STATED PROBLEM: Return nothing but the lines from the line containing "What text is on this page?" through the last line of the records, reproduced exactly.

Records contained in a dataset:
*****

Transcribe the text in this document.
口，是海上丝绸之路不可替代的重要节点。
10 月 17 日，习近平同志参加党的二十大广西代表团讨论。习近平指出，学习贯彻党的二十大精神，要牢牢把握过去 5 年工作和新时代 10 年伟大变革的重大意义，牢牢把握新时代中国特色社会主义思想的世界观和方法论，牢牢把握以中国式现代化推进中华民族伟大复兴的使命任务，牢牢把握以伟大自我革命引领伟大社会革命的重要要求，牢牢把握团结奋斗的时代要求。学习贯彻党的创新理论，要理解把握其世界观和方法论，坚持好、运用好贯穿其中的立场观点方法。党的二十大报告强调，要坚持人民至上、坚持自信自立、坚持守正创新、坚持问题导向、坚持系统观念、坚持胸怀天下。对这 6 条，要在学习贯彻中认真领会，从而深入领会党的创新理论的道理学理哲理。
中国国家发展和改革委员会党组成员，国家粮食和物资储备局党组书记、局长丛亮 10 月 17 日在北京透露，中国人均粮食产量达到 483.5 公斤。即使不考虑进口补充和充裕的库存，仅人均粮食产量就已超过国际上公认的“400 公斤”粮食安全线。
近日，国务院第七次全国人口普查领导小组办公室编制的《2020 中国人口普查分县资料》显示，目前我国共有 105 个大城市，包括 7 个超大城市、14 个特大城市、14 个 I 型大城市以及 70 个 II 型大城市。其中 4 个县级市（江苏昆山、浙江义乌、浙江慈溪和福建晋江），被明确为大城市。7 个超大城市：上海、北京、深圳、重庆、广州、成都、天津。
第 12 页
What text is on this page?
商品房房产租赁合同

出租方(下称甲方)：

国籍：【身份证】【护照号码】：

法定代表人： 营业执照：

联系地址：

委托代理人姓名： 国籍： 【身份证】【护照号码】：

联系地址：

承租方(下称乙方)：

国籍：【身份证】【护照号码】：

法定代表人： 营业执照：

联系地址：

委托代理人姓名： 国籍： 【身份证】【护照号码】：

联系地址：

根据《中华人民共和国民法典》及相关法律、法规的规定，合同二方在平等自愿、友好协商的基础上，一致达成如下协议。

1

*****

OUTPUT FOR THIS EXERCISE:
What text is on this page?
商品房房产租赁合同

出租方(下称甲方)：

国籍：【身份证】【护照号码】：

法定代表人： 营业执照：

联系地址：

委托代理人姓名： 国籍： 【身份证】【护照号码】：

联系地址：

承租方(下称乙方)：

国籍：【身份证】【护照号码】：

法定代表人： 营业执照：

联系地址：

委托代理人姓名： 国籍： 【身份证】【护照号码】：

联系地址：

根据《中华人民共和国民法典》及相关法律、法规的规定，合同二方在平等自愿、友好协商的基础上，一致达成如下协议。

1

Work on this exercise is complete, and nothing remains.